Records for this task:

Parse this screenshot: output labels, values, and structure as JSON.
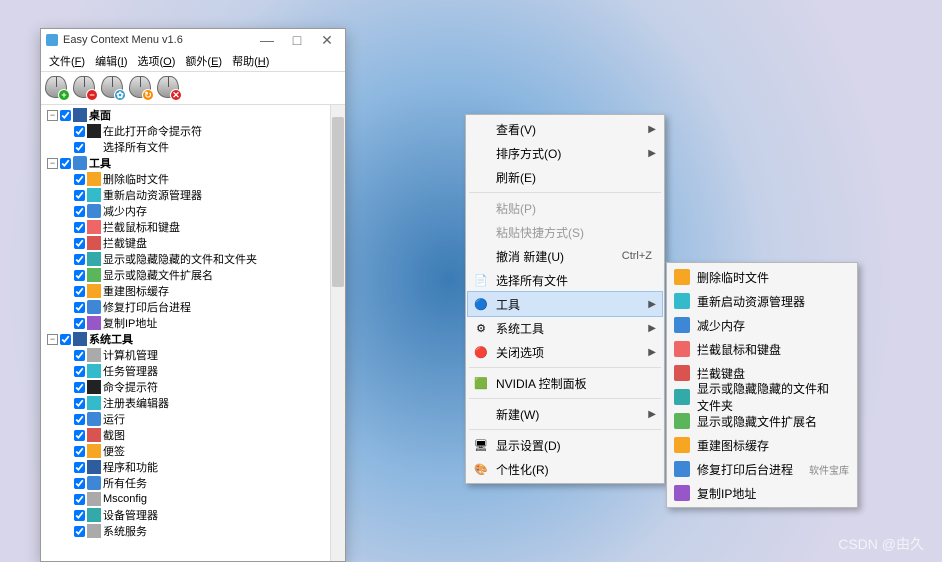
{
  "watermark": "CSDN @由久",
  "window": {
    "title": "Easy Context Menu v1.6",
    "controls": {
      "min": "—",
      "max": "□",
      "close": "✕"
    },
    "menus": [
      {
        "label": "文件",
        "accel": "F"
      },
      {
        "label": "编辑",
        "accel": "I"
      },
      {
        "label": "选项",
        "accel": "O"
      },
      {
        "label": "额外",
        "accel": "E"
      },
      {
        "label": "帮助",
        "accel": "H"
      }
    ]
  },
  "tree": [
    {
      "type": "group",
      "label": "桌面",
      "iconBg": "i-navy",
      "children": [
        {
          "label": "在此打开命令提示符",
          "iconBg": "i-black"
        },
        {
          "label": "选择所有文件",
          "iconBg": ""
        }
      ]
    },
    {
      "type": "group",
      "label": "工具",
      "iconBg": "i-blue",
      "children": [
        {
          "label": "删除临时文件",
          "iconBg": "i-orange"
        },
        {
          "label": "重新启动资源管理器",
          "iconBg": "i-cyan"
        },
        {
          "label": "减少内存",
          "iconBg": "i-blue"
        },
        {
          "label": "拦截鼠标和键盘",
          "iconBg": "i-pink"
        },
        {
          "label": "拦截键盘",
          "iconBg": "i-red"
        },
        {
          "label": "显示或隐藏隐藏的文件和文件夹",
          "iconBg": "i-teal"
        },
        {
          "label": "显示或隐藏文件扩展名",
          "iconBg": "i-green"
        },
        {
          "label": "重建图标缓存",
          "iconBg": "i-orange"
        },
        {
          "label": "修复打印后台进程",
          "iconBg": "i-blue"
        },
        {
          "label": "复制IP地址",
          "iconBg": "i-purple"
        }
      ]
    },
    {
      "type": "group",
      "label": "系统工具",
      "iconBg": "i-navy",
      "children": [
        {
          "label": "计算机管理",
          "iconBg": "i-gray"
        },
        {
          "label": "任务管理器",
          "iconBg": "i-cyan"
        },
        {
          "label": "命令提示符",
          "iconBg": "i-black"
        },
        {
          "label": "注册表编辑器",
          "iconBg": "i-cyan"
        },
        {
          "label": "运行",
          "iconBg": "i-blue"
        },
        {
          "label": "截图",
          "iconBg": "i-red"
        },
        {
          "label": "便签",
          "iconBg": "i-orange"
        },
        {
          "label": "程序和功能",
          "iconBg": "i-navy"
        },
        {
          "label": "所有任务",
          "iconBg": "i-blue"
        },
        {
          "label": "Msconfig",
          "iconBg": "i-gray"
        },
        {
          "label": "设备管理器",
          "iconBg": "i-teal"
        },
        {
          "label": "系统服务",
          "iconBg": "i-gray"
        }
      ]
    }
  ],
  "contextMenu1": [
    {
      "label": "查看(V)",
      "sub": true
    },
    {
      "label": "排序方式(O)",
      "sub": true
    },
    {
      "label": "刷新(E)"
    },
    {
      "sep": true
    },
    {
      "label": "粘贴(P)",
      "disabled": true
    },
    {
      "label": "粘贴快捷方式(S)",
      "disabled": true
    },
    {
      "label": "撤消 新建(U)",
      "shortcut": "Ctrl+Z"
    },
    {
      "label": "选择所有文件",
      "icon": "📄"
    },
    {
      "label": "工具",
      "sub": true,
      "hl": true,
      "icon": "🔵"
    },
    {
      "label": "系统工具",
      "sub": true,
      "icon": "⚙"
    },
    {
      "label": "关闭选项",
      "sub": true,
      "icon": "🔴"
    },
    {
      "sep": true
    },
    {
      "label": "NVIDIA 控制面板",
      "icon": "🟩"
    },
    {
      "sep": true
    },
    {
      "label": "新建(W)",
      "sub": true
    },
    {
      "sep": true
    },
    {
      "label": "显示设置(D)",
      "icon": "🖥"
    },
    {
      "label": "个性化(R)",
      "icon": "🎨"
    }
  ],
  "contextMenu2": [
    {
      "label": "删除临时文件",
      "iconBg": "i-orange"
    },
    {
      "label": "重新启动资源管理器",
      "iconBg": "i-cyan"
    },
    {
      "label": "减少内存",
      "iconBg": "i-blue"
    },
    {
      "label": "拦截鼠标和键盘",
      "iconBg": "i-pink"
    },
    {
      "label": "拦截键盘",
      "iconBg": "i-red"
    },
    {
      "label": "显示或隐藏隐藏的文件和文件夹",
      "iconBg": "i-teal"
    },
    {
      "label": "显示或隐藏文件扩展名",
      "iconBg": "i-green"
    },
    {
      "label": "重建图标缓存",
      "iconBg": "i-orange"
    },
    {
      "label": "修复打印后台进程",
      "iconBg": "i-blue",
      "wm": "软件宝库"
    },
    {
      "label": "复制IP地址",
      "iconBg": "i-purple"
    }
  ]
}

Set task:
Pictures are excluded; copy every other part of the records exactly.

Task solution:
Parse this screenshot: output labels, values, and structure as JSON.
{
  "watermark": "CSDN @由久",
  "window": {
    "title": "Easy Context Menu v1.6",
    "controls": {
      "min": "—",
      "max": "□",
      "close": "✕"
    },
    "menus": [
      {
        "label": "文件",
        "accel": "F"
      },
      {
        "label": "编辑",
        "accel": "I"
      },
      {
        "label": "选项",
        "accel": "O"
      },
      {
        "label": "额外",
        "accel": "E"
      },
      {
        "label": "帮助",
        "accel": "H"
      }
    ]
  },
  "tree": [
    {
      "type": "group",
      "label": "桌面",
      "iconBg": "i-navy",
      "children": [
        {
          "label": "在此打开命令提示符",
          "iconBg": "i-black"
        },
        {
          "label": "选择所有文件",
          "iconBg": ""
        }
      ]
    },
    {
      "type": "group",
      "label": "工具",
      "iconBg": "i-blue",
      "children": [
        {
          "label": "删除临时文件",
          "iconBg": "i-orange"
        },
        {
          "label": "重新启动资源管理器",
          "iconBg": "i-cyan"
        },
        {
          "label": "减少内存",
          "iconBg": "i-blue"
        },
        {
          "label": "拦截鼠标和键盘",
          "iconBg": "i-pink"
        },
        {
          "label": "拦截键盘",
          "iconBg": "i-red"
        },
        {
          "label": "显示或隐藏隐藏的文件和文件夹",
          "iconBg": "i-teal"
        },
        {
          "label": "显示或隐藏文件扩展名",
          "iconBg": "i-green"
        },
        {
          "label": "重建图标缓存",
          "iconBg": "i-orange"
        },
        {
          "label": "修复打印后台进程",
          "iconBg": "i-blue"
        },
        {
          "label": "复制IP地址",
          "iconBg": "i-purple"
        }
      ]
    },
    {
      "type": "group",
      "label": "系统工具",
      "iconBg": "i-navy",
      "children": [
        {
          "label": "计算机管理",
          "iconBg": "i-gray"
        },
        {
          "label": "任务管理器",
          "iconBg": "i-cyan"
        },
        {
          "label": "命令提示符",
          "iconBg": "i-black"
        },
        {
          "label": "注册表编辑器",
          "iconBg": "i-cyan"
        },
        {
          "label": "运行",
          "iconBg": "i-blue"
        },
        {
          "label": "截图",
          "iconBg": "i-red"
        },
        {
          "label": "便签",
          "iconBg": "i-orange"
        },
        {
          "label": "程序和功能",
          "iconBg": "i-navy"
        },
        {
          "label": "所有任务",
          "iconBg": "i-blue"
        },
        {
          "label": "Msconfig",
          "iconBg": "i-gray"
        },
        {
          "label": "设备管理器",
          "iconBg": "i-teal"
        },
        {
          "label": "系统服务",
          "iconBg": "i-gray"
        }
      ]
    }
  ],
  "contextMenu1": [
    {
      "label": "查看(V)",
      "sub": true
    },
    {
      "label": "排序方式(O)",
      "sub": true
    },
    {
      "label": "刷新(E)"
    },
    {
      "sep": true
    },
    {
      "label": "粘贴(P)",
      "disabled": true
    },
    {
      "label": "粘贴快捷方式(S)",
      "disabled": true
    },
    {
      "label": "撤消 新建(U)",
      "shortcut": "Ctrl+Z"
    },
    {
      "label": "选择所有文件",
      "icon": "📄"
    },
    {
      "label": "工具",
      "sub": true,
      "hl": true,
      "icon": "🔵"
    },
    {
      "label": "系统工具",
      "sub": true,
      "icon": "⚙"
    },
    {
      "label": "关闭选项",
      "sub": true,
      "icon": "🔴"
    },
    {
      "sep": true
    },
    {
      "label": "NVIDIA 控制面板",
      "icon": "🟩"
    },
    {
      "sep": true
    },
    {
      "label": "新建(W)",
      "sub": true
    },
    {
      "sep": true
    },
    {
      "label": "显示设置(D)",
      "icon": "🖥"
    },
    {
      "label": "个性化(R)",
      "icon": "🎨"
    }
  ],
  "contextMenu2": [
    {
      "label": "删除临时文件",
      "iconBg": "i-orange"
    },
    {
      "label": "重新启动资源管理器",
      "iconBg": "i-cyan"
    },
    {
      "label": "减少内存",
      "iconBg": "i-blue"
    },
    {
      "label": "拦截鼠标和键盘",
      "iconBg": "i-pink"
    },
    {
      "label": "拦截键盘",
      "iconBg": "i-red"
    },
    {
      "label": "显示或隐藏隐藏的文件和文件夹",
      "iconBg": "i-teal"
    },
    {
      "label": "显示或隐藏文件扩展名",
      "iconBg": "i-green"
    },
    {
      "label": "重建图标缓存",
      "iconBg": "i-orange"
    },
    {
      "label": "修复打印后台进程",
      "iconBg": "i-blue",
      "wm": "软件宝库"
    },
    {
      "label": "复制IP地址",
      "iconBg": "i-purple"
    }
  ]
}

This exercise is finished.